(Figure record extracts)
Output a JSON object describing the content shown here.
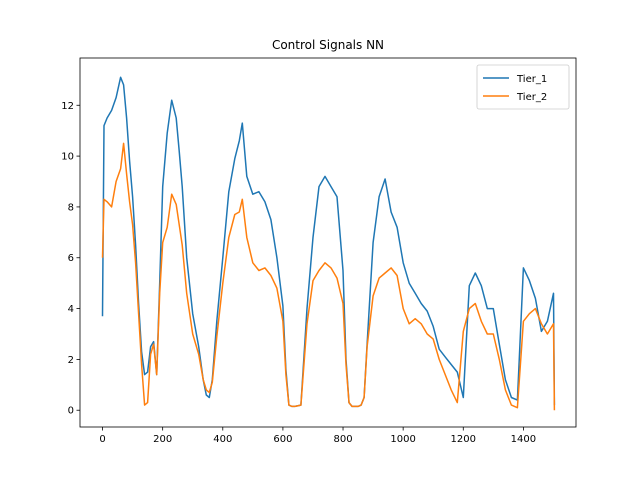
{
  "chart_data": {
    "type": "line",
    "title": "Control Signals NN",
    "xlabel": "",
    "ylabel": "",
    "xlim": [
      -75,
      1575
    ],
    "ylim": [
      -0.66,
      13.86
    ],
    "xticks": [
      0,
      200,
      400,
      600,
      800,
      1000,
      1200,
      1400
    ],
    "yticks": [
      0,
      2,
      4,
      6,
      8,
      10,
      12
    ],
    "grid": false,
    "legend_position": "top-right",
    "series": [
      {
        "name": "Tier_1",
        "color": "#1f77b4",
        "x": [
          0,
          5,
          15,
          30,
          45,
          60,
          70,
          80,
          90,
          100,
          110,
          120,
          130,
          140,
          150,
          160,
          170,
          180,
          190,
          200,
          215,
          230,
          245,
          255,
          265,
          280,
          300,
          320,
          335,
          345,
          355,
          365,
          380,
          400,
          420,
          440,
          455,
          465,
          480,
          500,
          520,
          540,
          560,
          580,
          600,
          610,
          620,
          630,
          640,
          660,
          680,
          700,
          720,
          740,
          760,
          780,
          800,
          810,
          820,
          830,
          840,
          850,
          860,
          870,
          880,
          900,
          920,
          940,
          960,
          980,
          1000,
          1020,
          1040,
          1060,
          1080,
          1100,
          1120,
          1140,
          1160,
          1180,
          1200,
          1220,
          1240,
          1260,
          1280,
          1300,
          1320,
          1340,
          1360,
          1380,
          1400,
          1420,
          1440,
          1460,
          1480,
          1500,
          1503
        ],
        "y": [
          3.7,
          11.2,
          11.5,
          11.8,
          12.3,
          13.1,
          12.8,
          11.5,
          9.8,
          8.4,
          6.5,
          4.2,
          2.3,
          1.4,
          1.5,
          2.5,
          2.7,
          1.4,
          5.0,
          8.8,
          10.9,
          12.2,
          11.5,
          10.2,
          8.8,
          6.0,
          3.8,
          2.5,
          1.2,
          0.6,
          0.5,
          1.2,
          3.5,
          6.0,
          8.6,
          9.9,
          10.6,
          11.3,
          9.2,
          8.5,
          8.6,
          8.2,
          7.5,
          6.0,
          4.1,
          1.6,
          0.2,
          0.15,
          0.15,
          0.2,
          4.0,
          6.8,
          8.8,
          9.2,
          8.8,
          8.4,
          5.5,
          2.0,
          0.3,
          0.15,
          0.15,
          0.15,
          0.2,
          0.5,
          2.6,
          6.6,
          8.4,
          9.1,
          7.8,
          7.2,
          5.8,
          5.0,
          4.6,
          4.2,
          3.9,
          3.3,
          2.4,
          2.1,
          1.8,
          1.5,
          0.5,
          4.9,
          5.4,
          4.9,
          4.0,
          4.0,
          2.6,
          1.2,
          0.5,
          0.4,
          5.6,
          5.1,
          4.4,
          3.1,
          3.5,
          4.6,
          0.2
        ]
      },
      {
        "name": "Tier_2",
        "color": "#ff7f0e",
        "x": [
          0,
          5,
          15,
          30,
          45,
          60,
          70,
          80,
          90,
          100,
          110,
          120,
          130,
          140,
          150,
          160,
          170,
          180,
          190,
          200,
          215,
          230,
          245,
          255,
          265,
          280,
          300,
          320,
          335,
          345,
          355,
          365,
          380,
          400,
          420,
          440,
          455,
          465,
          480,
          500,
          520,
          540,
          560,
          580,
          600,
          610,
          620,
          630,
          640,
          660,
          680,
          700,
          720,
          740,
          760,
          780,
          800,
          810,
          820,
          830,
          840,
          850,
          860,
          870,
          880,
          900,
          920,
          940,
          960,
          980,
          1000,
          1020,
          1040,
          1060,
          1080,
          1100,
          1120,
          1140,
          1160,
          1180,
          1200,
          1220,
          1240,
          1260,
          1280,
          1300,
          1320,
          1340,
          1360,
          1380,
          1400,
          1420,
          1440,
          1460,
          1480,
          1500,
          1503
        ],
        "y": [
          6.0,
          8.3,
          8.2,
          8.0,
          9.0,
          9.5,
          10.5,
          9.3,
          8.2,
          7.3,
          5.8,
          3.8,
          1.8,
          0.2,
          0.3,
          2.2,
          2.6,
          1.4,
          4.6,
          6.6,
          7.2,
          8.5,
          8.1,
          7.3,
          6.5,
          4.6,
          3.0,
          2.2,
          1.2,
          0.8,
          0.7,
          1.1,
          2.9,
          5.0,
          6.8,
          7.7,
          7.8,
          8.3,
          6.8,
          5.8,
          5.5,
          5.6,
          5.3,
          4.8,
          3.5,
          1.4,
          0.2,
          0.15,
          0.15,
          0.2,
          3.4,
          5.1,
          5.5,
          5.8,
          5.6,
          5.2,
          4.2,
          1.8,
          0.3,
          0.15,
          0.15,
          0.15,
          0.2,
          0.5,
          2.5,
          4.5,
          5.2,
          5.4,
          5.6,
          5.3,
          4.0,
          3.4,
          3.6,
          3.4,
          3.0,
          2.8,
          2.0,
          1.4,
          0.8,
          0.3,
          3.1,
          4.0,
          4.2,
          3.5,
          3.0,
          3.0,
          2.0,
          0.8,
          0.2,
          0.1,
          3.5,
          3.8,
          4.0,
          3.4,
          3.0,
          3.4,
          0.0
        ]
      }
    ]
  }
}
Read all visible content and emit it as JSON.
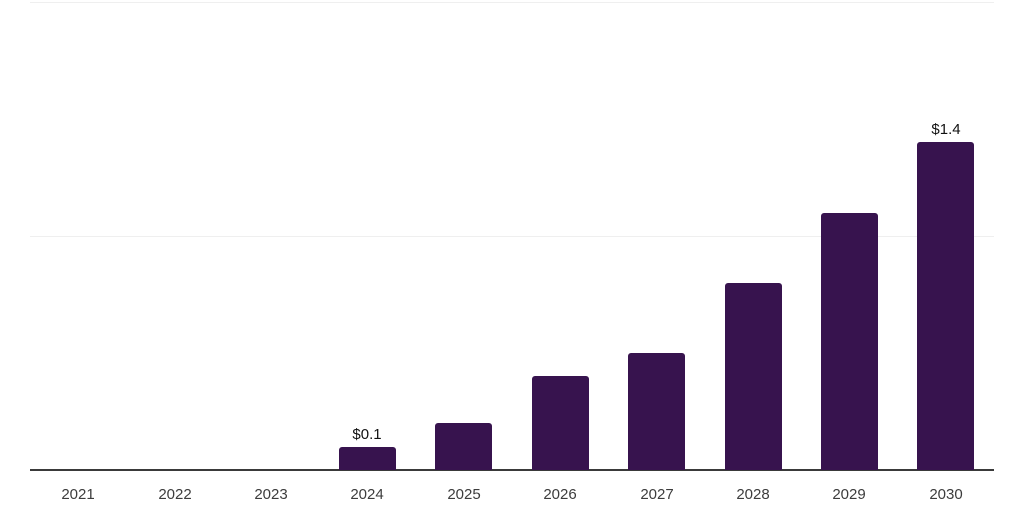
{
  "chart_data": {
    "type": "bar",
    "title": "",
    "xlabel": "",
    "ylabel": "",
    "categories": [
      "2021",
      "2022",
      "2023",
      "2024",
      "2025",
      "2026",
      "2027",
      "2028",
      "2029",
      "2030"
    ],
    "values": [
      0,
      0,
      0,
      0.1,
      0.2,
      0.4,
      0.5,
      0.8,
      1.1,
      1.4
    ],
    "data_labels": [
      "",
      "",
      "",
      "$0.1",
      "",
      "",
      "",
      "",
      "",
      "$1.4"
    ],
    "ylim": [
      0,
      2
    ],
    "gridline_values": [
      1,
      2
    ],
    "grid": true,
    "legend": false,
    "colors": {
      "bar": "#37134e",
      "axis_line": "#3a3a3a",
      "gridline": "#efefef",
      "tick_label": "#3c3c3c",
      "data_label": "#111111",
      "background": "#ffffff"
    }
  }
}
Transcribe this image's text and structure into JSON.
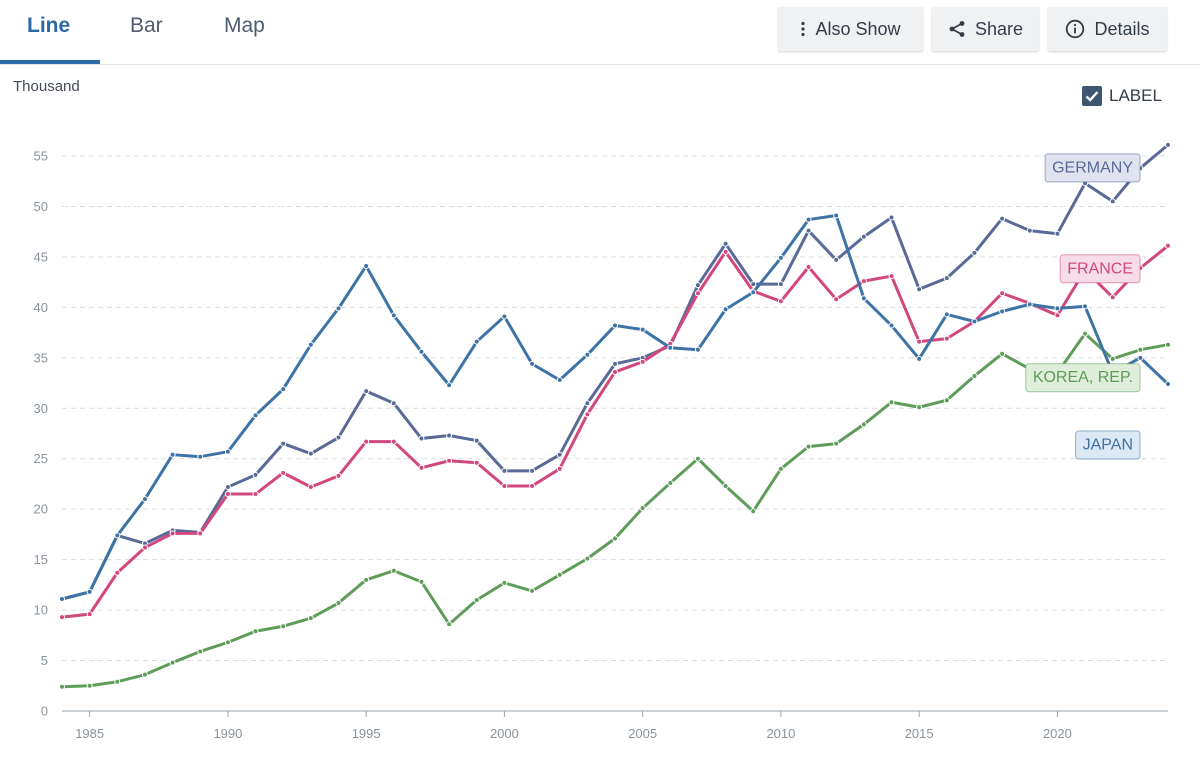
{
  "tabs": [
    {
      "label": "Line",
      "active": true
    },
    {
      "label": "Bar",
      "active": false
    },
    {
      "label": "Map",
      "active": false
    }
  ],
  "toolbar": {
    "also_show": "Also Show",
    "share": "Share",
    "details": "Details"
  },
  "label_toggle": {
    "text": "LABEL",
    "checked": true
  },
  "chart_data": {
    "type": "line",
    "ylabel": "Thousand",
    "ylim": [
      0,
      55
    ],
    "yticks": [
      0,
      5,
      10,
      15,
      20,
      25,
      30,
      35,
      40,
      45,
      50,
      55
    ],
    "xlim": [
      1984,
      2024
    ],
    "xticks": [
      1985,
      1990,
      1995,
      2000,
      2005,
      2010,
      2015,
      2020
    ],
    "grid": true,
    "x": [
      1984,
      1985,
      1986,
      1987,
      1988,
      1989,
      1990,
      1991,
      1992,
      1993,
      1994,
      1995,
      1996,
      1997,
      1998,
      1999,
      2000,
      2001,
      2002,
      2003,
      2004,
      2005,
      2006,
      2007,
      2008,
      2009,
      2010,
      2011,
      2012,
      2013,
      2014,
      2015,
      2016,
      2017,
      2018,
      2019,
      2020,
      2021,
      2022,
      2023,
      2024
    ],
    "series": [
      {
        "name": "GERMANY",
        "color": "#5a6a96",
        "label_bg": "#e0e2f0",
        "values": [
          11.1,
          11.8,
          17.4,
          16.6,
          17.9,
          17.7,
          22.2,
          23.4,
          26.5,
          25.5,
          27.1,
          31.7,
          30.5,
          27.0,
          27.3,
          26.8,
          23.8,
          23.8,
          25.4,
          30.5,
          34.4,
          35.0,
          36.2,
          42.2,
          46.3,
          42.3,
          42.3,
          47.6,
          44.7,
          47.0,
          48.9,
          41.8,
          42.9,
          45.4,
          48.8,
          47.6,
          47.3,
          52.3,
          50.5,
          53.8,
          56.1
        ]
      },
      {
        "name": "FRANCE",
        "color": "#d1477e",
        "label_bg": "#f6dce7",
        "values": [
          9.3,
          9.6,
          13.7,
          16.2,
          17.6,
          17.6,
          21.5,
          21.5,
          23.6,
          22.2,
          23.3,
          26.7,
          26.7,
          24.1,
          24.8,
          24.6,
          22.3,
          22.3,
          24.0,
          29.4,
          33.6,
          34.6,
          36.4,
          41.4,
          45.5,
          41.6,
          40.6,
          44.0,
          40.8,
          42.6,
          43.1,
          36.6,
          36.9,
          38.6,
          41.4,
          40.4,
          39.2,
          43.7,
          41.0,
          43.9,
          46.1
        ]
      },
      {
        "name": "KOREA, REP.",
        "color": "#5f9c5a",
        "label_bg": "#deeedb",
        "values": [
          2.4,
          2.5,
          2.9,
          3.6,
          4.8,
          5.9,
          6.8,
          7.9,
          8.4,
          9.2,
          10.7,
          13.0,
          13.9,
          12.8,
          8.6,
          11.0,
          12.7,
          11.9,
          13.5,
          15.1,
          17.1,
          20.1,
          22.6,
          25.0,
          22.3,
          19.8,
          24.0,
          26.2,
          26.5,
          28.4,
          30.6,
          30.1,
          30.8,
          33.2,
          35.4,
          33.9,
          33.5,
          37.4,
          34.9,
          35.8,
          36.3
        ]
      },
      {
        "name": "JAPAN",
        "color": "#3e73a6",
        "label_bg": "#dce8f4",
        "values": [
          11.1,
          11.8,
          17.4,
          21.0,
          25.4,
          25.2,
          25.7,
          29.3,
          31.9,
          36.3,
          39.9,
          44.1,
          39.2,
          35.6,
          32.3,
          36.6,
          39.1,
          34.4,
          32.8,
          35.3,
          38.2,
          37.8,
          36.0,
          35.8,
          39.8,
          41.5,
          44.9,
          48.7,
          49.1,
          40.9,
          38.2,
          34.9,
          39.3,
          38.6,
          39.6,
          40.3,
          39.9,
          40.1,
          33.5,
          35.0,
          32.4
        ]
      }
    ]
  },
  "icons": {
    "also_show": "vertical-dots-icon",
    "share": "share-icon",
    "details": "info-circle-icon",
    "label_toggle": "checkmark-icon"
  }
}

- **EXERCISE DIRECTIONS**
Copy each line of the records containing the string "content".

- **CORRECT RESULT**
Output a JSON object describing the content shown here.
Read all visible content and emit it as JSON.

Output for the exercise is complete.